# [INSTRUCTIONS TO FOLLOW]
Resume the workshop description on building anti-racist classrooms, continuing from its last line.

# [EXTRACT]
╔══

The recent events around the world have highlighted the issues of racial justice and equity across systems and institutions, including those within educational settings. As educators, we are revisiting what it means to create more inclusive learning spaces where diversity is an asset to the school community.

Why is this important to teaching and learning? Micro-aggressions and other forms of implicit bias negatively impact readiness for learning by producing high levels of stress hormones. Chronic stress keeps the brain in a state of alert and anxiety that makes learning nearly impossible. While we say we value diversity and inclusion in our classrooms, many students of color report that they have been subjected to overt and subtle racial micro-aggressions in the classroom. So, how do we create anti-racist learning environments that allow all students to have a sense of belonging in the classroom so they can reach their full academic potential?

In this interactive series, educator and best-selling author, Zaretta Hammond, will address these important questions. She will present principles and practices that allow teachers to create a classroom culture that is inclusive and leverage its diversity for the benefit of all students’ deeper learning, based on her book, Culturally Responsive Teaching and the Brain: Promoting Authentic Engagement and Rigor Among Culturally and Linguistically Diverse Students Teaching (Corwin, 2015).
Potential Audience: Who is The Workshop For?
This workshop is for school leaders, classroom teachers, and school counselors
Outcomes and Workshop Objectives
Participation in this workshop will enable participants to:
  • Understand the connection between students’ readiness to learn and negative racial experiences in the classroom

  • Identify the different types of subtle racial micro-aggressions and learn new moves to neutralize them without creating conflict or awkwardness

  • Create an inclusive classroom community that supports a sense of belonging for all students but in particular those historically marginalized

  • Build their own capacity to talk about these issues with ease and clarity
Exploring the Pillars of An Anti-Racist Classroom
  • How do we translate our vision for an inclusive, welcoming learning environment into reality?
  • What does the science of learning have to do with anti-racist education?
  • What are the 6 hallmarks of an inclusive, anti-racist classroom?
  • How do we recognize the differences between an individual’simplicit bias and institutional policies and practices that create a biased, socially-emotionally “hostile” environment to the learning brain?
  • How do we learn to identify the negative racial narratives operating in our school environments?
  • How do we do conduct a gap analysis between our vision of diversity and inclusion and the reality of our current state?
Assembling and Implementing the Building Blocks of An Anti-Racist Classroom
  • Understanding current reality in order to assemble the right building blocks
  • Identifying what practices needs to be discontinued and discarded
  • Rebalancing the cultural ways of being and belonging
  • Reverse-engineering anti-racist policies, practices, and protocols
  • Dealing with the human side of change and resistance
  • Implementing small but high leverage changes
Building Your Will and Skill as An Anti-Racist Educator
  • Who do you need to be in order to create and maintain an anti-racist learning environment?

╚══

# [RECORDED INFORMATION]
╔══

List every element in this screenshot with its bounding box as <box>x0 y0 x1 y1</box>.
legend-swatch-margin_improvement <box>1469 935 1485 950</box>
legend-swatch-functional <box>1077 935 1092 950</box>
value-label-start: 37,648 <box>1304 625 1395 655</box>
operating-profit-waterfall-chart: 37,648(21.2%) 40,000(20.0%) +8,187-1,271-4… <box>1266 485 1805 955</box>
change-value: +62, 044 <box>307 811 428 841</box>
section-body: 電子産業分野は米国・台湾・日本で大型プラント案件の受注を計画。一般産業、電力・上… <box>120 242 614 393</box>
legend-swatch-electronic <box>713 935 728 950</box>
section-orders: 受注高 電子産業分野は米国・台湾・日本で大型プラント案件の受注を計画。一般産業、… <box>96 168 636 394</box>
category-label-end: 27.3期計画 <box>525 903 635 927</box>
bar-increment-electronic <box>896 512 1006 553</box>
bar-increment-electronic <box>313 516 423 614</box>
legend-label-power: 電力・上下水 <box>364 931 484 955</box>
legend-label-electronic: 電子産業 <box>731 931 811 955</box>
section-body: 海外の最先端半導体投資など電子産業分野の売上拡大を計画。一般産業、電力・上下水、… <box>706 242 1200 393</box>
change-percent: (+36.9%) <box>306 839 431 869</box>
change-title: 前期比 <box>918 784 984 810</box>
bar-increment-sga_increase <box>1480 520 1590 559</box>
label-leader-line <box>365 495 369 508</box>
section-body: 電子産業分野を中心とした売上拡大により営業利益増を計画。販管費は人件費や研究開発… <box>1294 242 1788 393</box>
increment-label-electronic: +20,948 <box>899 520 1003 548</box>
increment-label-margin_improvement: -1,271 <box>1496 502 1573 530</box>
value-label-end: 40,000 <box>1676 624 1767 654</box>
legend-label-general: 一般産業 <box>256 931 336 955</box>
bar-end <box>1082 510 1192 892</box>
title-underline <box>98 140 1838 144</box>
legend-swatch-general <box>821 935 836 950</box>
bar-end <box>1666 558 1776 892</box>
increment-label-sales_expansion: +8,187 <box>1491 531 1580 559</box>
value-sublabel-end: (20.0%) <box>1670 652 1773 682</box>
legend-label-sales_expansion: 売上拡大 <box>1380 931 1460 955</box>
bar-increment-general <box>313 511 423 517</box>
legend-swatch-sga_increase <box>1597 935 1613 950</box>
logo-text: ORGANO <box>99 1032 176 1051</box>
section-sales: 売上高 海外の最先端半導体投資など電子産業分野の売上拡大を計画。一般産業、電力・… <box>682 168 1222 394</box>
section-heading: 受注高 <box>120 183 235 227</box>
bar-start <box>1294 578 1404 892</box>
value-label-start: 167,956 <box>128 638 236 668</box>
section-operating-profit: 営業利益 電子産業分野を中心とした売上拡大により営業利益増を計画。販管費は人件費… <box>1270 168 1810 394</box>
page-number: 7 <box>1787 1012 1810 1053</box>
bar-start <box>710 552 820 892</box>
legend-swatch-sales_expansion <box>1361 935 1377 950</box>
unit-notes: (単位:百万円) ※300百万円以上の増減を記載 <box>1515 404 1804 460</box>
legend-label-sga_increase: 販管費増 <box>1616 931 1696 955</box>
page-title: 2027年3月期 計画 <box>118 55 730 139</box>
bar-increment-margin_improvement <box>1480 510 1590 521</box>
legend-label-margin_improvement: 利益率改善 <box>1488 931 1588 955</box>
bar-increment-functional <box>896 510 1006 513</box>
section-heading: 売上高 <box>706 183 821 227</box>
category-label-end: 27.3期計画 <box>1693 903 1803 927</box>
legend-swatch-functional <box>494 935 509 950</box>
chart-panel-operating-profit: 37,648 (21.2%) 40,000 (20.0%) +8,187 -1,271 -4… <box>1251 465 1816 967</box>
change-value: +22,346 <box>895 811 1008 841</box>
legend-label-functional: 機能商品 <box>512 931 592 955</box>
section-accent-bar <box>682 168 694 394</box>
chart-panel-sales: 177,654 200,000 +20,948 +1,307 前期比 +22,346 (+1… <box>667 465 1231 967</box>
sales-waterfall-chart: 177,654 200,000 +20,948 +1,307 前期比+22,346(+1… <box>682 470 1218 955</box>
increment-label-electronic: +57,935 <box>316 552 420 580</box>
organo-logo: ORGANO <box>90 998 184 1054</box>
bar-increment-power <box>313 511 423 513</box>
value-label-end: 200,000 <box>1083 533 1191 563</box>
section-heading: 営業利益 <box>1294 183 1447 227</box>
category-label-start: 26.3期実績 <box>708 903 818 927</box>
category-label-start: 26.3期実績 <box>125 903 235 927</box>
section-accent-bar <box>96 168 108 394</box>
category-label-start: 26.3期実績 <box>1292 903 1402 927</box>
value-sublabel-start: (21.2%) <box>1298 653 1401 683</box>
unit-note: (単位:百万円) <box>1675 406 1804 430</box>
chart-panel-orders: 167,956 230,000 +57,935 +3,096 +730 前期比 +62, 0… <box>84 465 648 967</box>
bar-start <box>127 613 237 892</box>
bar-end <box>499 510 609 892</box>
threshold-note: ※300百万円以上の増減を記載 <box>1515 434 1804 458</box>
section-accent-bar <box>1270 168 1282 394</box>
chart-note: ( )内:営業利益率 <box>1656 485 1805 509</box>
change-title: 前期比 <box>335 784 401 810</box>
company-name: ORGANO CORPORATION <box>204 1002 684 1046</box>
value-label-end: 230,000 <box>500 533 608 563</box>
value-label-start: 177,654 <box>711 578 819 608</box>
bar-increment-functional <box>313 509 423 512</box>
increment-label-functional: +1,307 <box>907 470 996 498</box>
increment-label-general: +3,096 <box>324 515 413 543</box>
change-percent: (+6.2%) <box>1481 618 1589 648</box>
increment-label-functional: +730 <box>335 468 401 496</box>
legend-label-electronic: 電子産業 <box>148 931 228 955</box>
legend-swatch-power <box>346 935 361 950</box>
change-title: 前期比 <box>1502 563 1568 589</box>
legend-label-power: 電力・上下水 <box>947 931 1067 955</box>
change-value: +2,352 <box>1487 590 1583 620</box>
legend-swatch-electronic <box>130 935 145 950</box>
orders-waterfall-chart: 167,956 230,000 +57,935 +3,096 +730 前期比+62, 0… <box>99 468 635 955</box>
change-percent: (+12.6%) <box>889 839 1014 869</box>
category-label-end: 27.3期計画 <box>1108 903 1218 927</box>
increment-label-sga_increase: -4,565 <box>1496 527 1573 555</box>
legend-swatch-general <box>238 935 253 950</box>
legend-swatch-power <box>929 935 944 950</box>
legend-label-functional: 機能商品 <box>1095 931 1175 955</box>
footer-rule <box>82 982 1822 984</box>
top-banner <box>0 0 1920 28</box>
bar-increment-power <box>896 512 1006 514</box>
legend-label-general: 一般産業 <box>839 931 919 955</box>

╚══

# [REPLY TO THE EXERCISE]
  • How do you create both an anti-racist lens and a bi-cultural lens?
  • What do you say and do when witnessing micro-aggressions?
  • How do you increase your racial and cultural literacy?
  • How do you organize yourself for your own personal internal anti-bias work?
Making It Stick By Shifting the Narrative
  • What will be our new set of “counter narratives” that guide us?
  • How do we make these changes stick in light of the overwhelming current of the status quo and past history?
  • How do we hold ourselves accountable to protecting the social-emotional wellbeing of students of color?
  • How do we engage all parents, but especially White parents in this effort?
  • How will we take care of our own social-emotional wellbeing while doing this work?
Zaretta Hammond
It’s funny. These days a lot of folks are calling me “Dr. Hammond” since the book has become required reading in many teacher education programs and school districts. Well, to set the record straight, I am not a PhD. I do have a Master’s degree, but I consider myself a “boots on the ground” teacher. I call myself a former writing teacher turned equity freedom fighter. My heart is forever with children and teachers in the classroom, not in an ivory tower, even if these days most of my “students” are new leaders and pre-service teachers. [A quick note: Not throwing any shade at all the PhDs out there doing the work.]

When I was in the classroom back in the day, I taught composition (expository writing). It was where I started to understand how important literacy was to equity, and how neuroscience and culture should inform our instructional practice.

Since leaving the classroom, I have done work as a curriculum designer and professional developer at organizations such as the National Equity Project and the Annenberg-funded Bay Area School Reform Collaborative (BASRC) in the San Francisco-Bay Area. I am a trained facilitator in anti-bias processes and have facilitated groups focused on learning to talk about issues of racial politics and privilege.

My primary work has been linking instruction, equity, and literacy. I have spent time as an adjunct instructor at Saint Mary’s College in Norther California where I taught Adolescent Literacy and trained tutors and parents in reading support strategies for struggling students of color.

As an undergraduate, I attended University of California, Berkley before finishing up my degree at New York University where I majored in English Literature with a minor in Writing. I completed my Masters in Secondary English Education, with a Concentration in Writing Instruction at University of Colorado, Boulder where I simultaneously did my teacher certification program (starting three months after the birth of my son. I do not recommend this).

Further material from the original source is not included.